**Task to carry out:** Copy out every record below, word for word.
---------------
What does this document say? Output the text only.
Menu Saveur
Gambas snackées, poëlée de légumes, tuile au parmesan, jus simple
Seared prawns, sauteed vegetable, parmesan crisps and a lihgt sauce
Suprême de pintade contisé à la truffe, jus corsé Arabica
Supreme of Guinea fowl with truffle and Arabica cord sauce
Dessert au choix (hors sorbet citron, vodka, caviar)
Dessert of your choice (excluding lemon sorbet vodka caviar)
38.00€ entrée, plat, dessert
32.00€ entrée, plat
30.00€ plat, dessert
---------------
**Response to this exercise:**
What does this document say? Output the text only.
Menu Saveur
Gambas snackées, poëlée de légumes, tuile au parmesan, jus simple
Seared prawns, sauteed vegetable, parmesan crisps and a lihgt sauce
Suprême de pintade contisé à la truffe, jus corsé Arabica
Supreme of Guinea fowl with truffle and Arabica cord sauce
Dessert au choix (hors sorbet citron, vodka, caviar)
Dessert of your choice (excluding lemon sorbet vodka caviar)
38.00€ entrée, plat, dessert
32.00€ entrée, plat
30.00€ plat, dessert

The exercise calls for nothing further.